Dataset excerpts
----

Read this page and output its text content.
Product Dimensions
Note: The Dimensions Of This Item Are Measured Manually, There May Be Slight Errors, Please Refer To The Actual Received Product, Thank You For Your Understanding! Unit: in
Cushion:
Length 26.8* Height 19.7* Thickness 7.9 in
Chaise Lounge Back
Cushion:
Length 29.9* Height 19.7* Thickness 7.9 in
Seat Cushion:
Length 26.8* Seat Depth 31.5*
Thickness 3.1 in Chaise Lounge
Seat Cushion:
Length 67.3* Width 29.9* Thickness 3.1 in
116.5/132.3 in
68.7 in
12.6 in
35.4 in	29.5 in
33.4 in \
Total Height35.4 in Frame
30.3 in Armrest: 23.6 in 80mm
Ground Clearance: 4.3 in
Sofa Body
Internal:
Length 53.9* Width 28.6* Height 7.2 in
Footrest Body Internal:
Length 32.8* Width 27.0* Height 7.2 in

----

Retype each record exactly, leaving nothing out.

Final answer
Read this page and output its text content.
Product Dimensions
Note: The Dimensions Of This Item Are Measured Manually, There May Be Slight Errors, Please Refer To The Actual Received Product, Thank You For Your Understanding! Unit: in
Cushion:
Length 26.8* Height 19.7* Thickness 7.9 in
Chaise Lounge Back
Cushion:
Length 29.9* Height 19.7* Thickness 7.9 in
Seat Cushion:
Length 26.8* Seat Depth 31.5*
Thickness 3.1 in Chaise Lounge
Seat Cushion:
Length 67.3* Width 29.9* Thickness 3.1 in
116.5/132.3 in
68.7 in
12.6 in
35.4 in	29.5 in
33.4 in \
Total Height35.4 in Frame
30.3 in Armrest: 23.6 in 80mm
Ground Clearance: 4.3 in
Sofa Body
Internal:
Length 53.9* Width 28.6* Height 7.2 in
Footrest Body Internal:
Length 32.8* Width 27.0* Height 7.2 in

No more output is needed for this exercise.